__AIM OF THE TASK__: Every record below must be retyped exactly, with the pictures left out.
※
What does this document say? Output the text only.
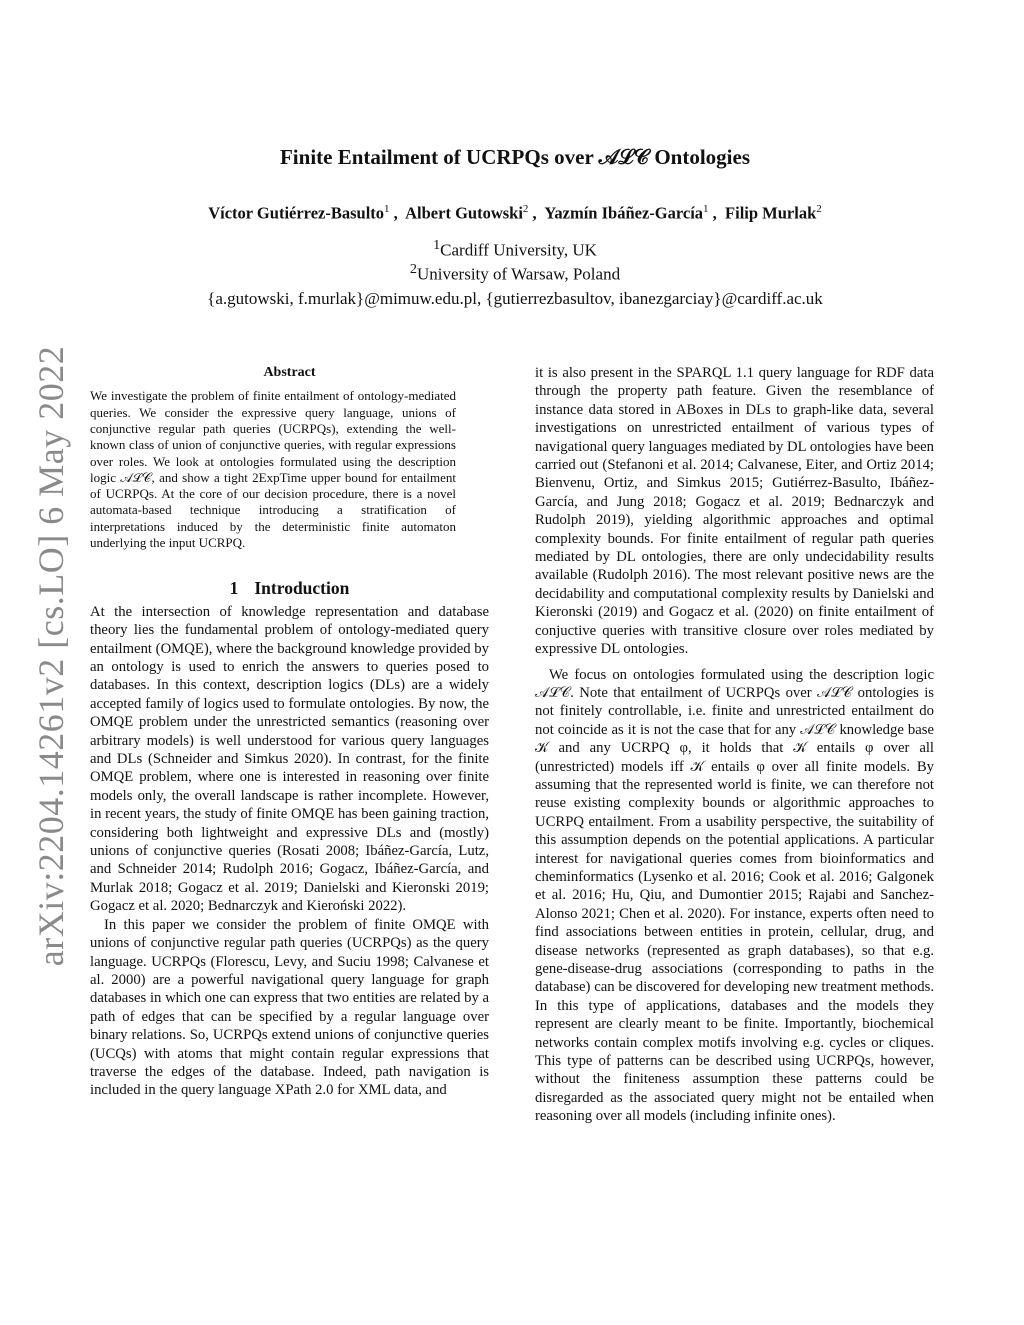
arXiv:2204.14261v2 [cs.LO] 6 May 2022
Finite Entailment of UCRPQs over 𝒜ℒ𝒞 Ontologies
Víctor Gutiérrez-Basulto$^1$ ,  Albert Gutowski$^2$ ,  Yazmín Ibáñez-García$^1$ ,  Filip Murlak$^2$
$^1$Cardiff University, UK
$^2$University of Warsaw, Poland
{a.gutowski, f.murlak}@mimuw.edu.pl, {gutierrezbasultov, ibanezgarciay}@cardiff.ac.uk
Abstract

We investigate the problem of finite entailment of ontology-mediated queries. We consider the expressive query language, unions of conjunctive regular path queries (UCRPQs), extending the well-known class of union of conjunctive queries, with regular expressions over roles. We look at ontologies formulated using the description logic 𝒜ℒ𝒞, and show a tight 2ExpTime upper bound for entailment of UCRPQs. At the core of our decision procedure, there is a novel automata-based technique introducing a stratification of interpretations induced by the deterministic finite automaton underlying the input UCRPQ.

1 Introduction

At the intersection of knowledge representation and database theory lies the fundamental problem of ontology-mediated query entailment (OMQE), where the background knowledge provided by an ontology is used to enrich the answers to queries posed to databases. In this context, description logics (DLs) are a widely accepted family of logics used to formulate ontologies. By now, the OMQE problem under the unrestricted semantics (reasoning over arbitrary models) is well understood for various query languages and DLs (Schneider and Simkus 2020). In contrast, for the finite OMQE problem, where one is interested in reasoning over finite models only, the overall landscape is rather incomplete. However, in recent years, the study of finite OMQE has been gaining traction, considering both lightweight and expressive DLs and (mostly) unions of conjunctive queries (Rosati 2008; Ibáñez-García, Lutz, and Schneider 2014; Rudolph 2016; Gogacz, Ibáñez-García, and Murlak 2018; Gogacz et al. 2019; Danielski and Kieronski 2019; Gogacz et al. 2020; Bednarczyk and Kieroński 2022).

In this paper we consider the problem of finite OMQE with unions of conjunctive regular path queries (UCRPQs) as the query language. UCRPQs (Florescu, Levy, and Suciu 1998; Calvanese et al. 2000) are a powerful navigational query language for graph databases in which one can express that two entities are related by a path of edges that can be specified by a regular language over binary relations. So, UCRPQs extend unions of conjunctive queries (UCQs) with atoms that might contain regular expressions that traverse the edges of the database. Indeed, path navigation is included in the query language XPath 2.0 for XML data, and

it is also present in the SPARQL 1.1 query language for RDF data through the property path feature. Given the resemblance of instance data stored in ABoxes in DLs to graph-like data, several investigations on unrestricted entailment of various types of navigational query languages mediated by DL ontologies have been carried out (Stefanoni et al. 2014; Calvanese, Eiter, and Ortiz 2014; Bienvenu, Ortiz, and Simkus 2015; Gutiérrez-Basulto, Ibáñez-García, and Jung 2018; Gogacz et al. 2019; Bednarczyk and Rudolph 2019), yielding algorithmic approaches and optimal complexity bounds. For finite entailment of regular path queries mediated by DL ontologies, there are only undecidability results available (Rudolph 2016). The most relevant positive news are the decidability and computational complexity results by Danielski and Kieronski (2019) and Gogacz et al. (2020) on finite entailment of conjuctive queries with transitive closure over roles mediated by expressive DL ontologies.

We focus on ontologies formulated using the description logic 𝒜ℒ𝒞. Note that entailment of UCRPQs over 𝒜ℒ𝒞 ontologies is not finitely controllable, i.e. finite and unrestricted entailment do not coincide as it is not the case that for any 𝒜ℒ𝒞 knowledge base 𝒦 and any UCRPQ φ, it holds that 𝒦 entails φ over all (unrestricted) models iff 𝒦 entails φ over all finite models. By assuming that the represented world is finite, we can therefore not reuse existing complexity bounds or algorithmic approaches to UCRPQ entailment. From a usability perspective, the suitability of this assumption depends on the potential applications. A particular interest for navigational queries comes from bioinformatics and cheminformatics (Lysenko et al. 2016; Cook et al. 2016; Galgonek et al. 2016; Hu, Qiu, and Dumontier 2015; Rajabi and Sanchez-Alonso 2021; Chen et al. 2020). For instance, experts often need to find associations between entities in protein, cellular, drug, and disease networks (represented as graph databases), so that e.g. gene-disease-drug associations (corresponding to paths in the database) can be discovered for developing new treatment methods. In this type of applications, databases and the models they represent are clearly meant to be finite. Importantly, biochemical networks contain complex motifs involving e.g. cycles or cliques. This type of patterns can be described using UCRPQs, however, without the finiteness assumption these patterns could be disregarded as the associated query might not be entailed when reasoning over all models (including infinite ones).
※
__YOUR RESPONSE__:
What does this document say? Output the text only.
arXiv:2204.14261v2 [cs.LO] 6 May 2022
Finite Entailment of UCRPQs over 𝒜ℒ𝒞 Ontologies
Víctor Gutiérrez-Basulto$^1$ ,  Albert Gutowski$^2$ ,  Yazmín Ibáñez-García$^1$ ,  Filip Murlak$^2$
$^1$Cardiff University, UK
$^2$University of Warsaw, Poland
{a.gutowski, f.murlak}@mimuw.edu.pl, {gutierrezbasultov, ibanezgarciay}@cardiff.ac.uk
Abstract

We investigate the problem of finite entailment of ontology-mediated queries. We consider the expressive query language, unions of conjunctive regular path queries (UCRPQs), extending the well-known class of union of conjunctive queries, with regular expressions over roles. We look at ontologies formulated using the description logic 𝒜ℒ𝒞, and show a tight 2ExpTime upper bound for entailment of UCRPQs. At the core of our decision procedure, there is a novel automata-based technique introducing a stratification of interpretations induced by the deterministic finite automaton underlying the input UCRPQ.

1 Introduction

At the intersection of knowledge representation and database theory lies the fundamental problem of ontology-mediated query entailment (OMQE), where the background knowledge provided by an ontology is used to enrich the answers to queries posed to databases. In this context, description logics (DLs) are a widely accepted family of logics used to formulate ontologies. By now, the OMQE problem under the unrestricted semantics (reasoning over arbitrary models) is well understood for various query languages and DLs (Schneider and Simkus 2020). In contrast, for the finite OMQE problem, where one is interested in reasoning over finite models only, the overall landscape is rather incomplete. However, in recent years, the study of finite OMQE has been gaining traction, considering both lightweight and expressive DLs and (mostly) unions of conjunctive queries (Rosati 2008; Ibáñez-García, Lutz, and Schneider 2014; Rudolph 2016; Gogacz, Ibáñez-García, and Murlak 2018; Gogacz et al. 2019; Danielski and Kieronski 2019; Gogacz et al. 2020; Bednarczyk and Kieroński 2022).

In this paper we consider the problem of finite OMQE with unions of conjunctive regular path queries (UCRPQs) as the query language. UCRPQs (Florescu, Levy, and Suciu 1998; Calvanese et al. 2000) are a powerful navigational query language for graph databases in which one can express that two entities are related by a path of edges that can be specified by a regular language over binary relations. So, UCRPQs extend unions of conjunctive queries (UCQs) with atoms that might contain regular expressions that traverse the edges of the database. Indeed, path navigation is included in the query language XPath 2.0 for XML data, and

it is also present in the SPARQL 1.1 query language for RDF data through the property path feature. Given the resemblance of instance data stored in ABoxes in DLs to graph-like data, several investigations on unrestricted entailment of various types of navigational query languages mediated by DL ontologies have been carried out (Stefanoni et al. 2014; Calvanese, Eiter, and Ortiz 2014; Bienvenu, Ortiz, and Simkus 2015; Gutiérrez-Basulto, Ibáñez-García, and Jung 2018; Gogacz et al. 2019; Bednarczyk and Rudolph 2019), yielding algorithmic approaches and optimal complexity bounds. For finite entailment of regular path queries mediated by DL ontologies, there are only undecidability results available (Rudolph 2016). The most relevant positive news are the decidability and computational complexity results by Danielski and Kieronski (2019) and Gogacz et al. (2020) on finite entailment of conjuctive queries with transitive closure over roles mediated by expressive DL ontologies.

We focus on ontologies formulated using the description logic 𝒜ℒ𝒞. Note that entailment of UCRPQs over 𝒜ℒ𝒞 ontologies is not finitely controllable, i.e. finite and unrestricted entailment do not coincide as it is not the case that for any 𝒜ℒ𝒞 knowledge base 𝒦 and any UCRPQ φ, it holds that 𝒦 entails φ over all (unrestricted) models iff 𝒦 entails φ over all finite models. By assuming that the represented world is finite, we can therefore not reuse existing complexity bounds or algorithmic approaches to UCRPQ entailment. From a usability perspective, the suitability of this assumption depends on the potential applications. A particular interest for navigational queries comes from bioinformatics and cheminformatics (Lysenko et al. 2016; Cook et al. 2016; Galgonek et al. 2016; Hu, Qiu, and Dumontier 2015; Rajabi and Sanchez-Alonso 2021; Chen et al. 2020). For instance, experts often need to find associations between entities in protein, cellular, drug, and disease networks (represented as graph databases), so that e.g. gene-disease-drug associations (corresponding to paths in the database) can be discovered for developing new treatment methods. In this type of applications, databases and the models they represent are clearly meant to be finite. Importantly, biochemical networks contain complex motifs involving e.g. cycles or cliques. This type of patterns can be described using UCRPQs, however, without the finiteness assumption these patterns could be disregarded as the associated query might not be entailed when reasoning over all models (including infinite ones).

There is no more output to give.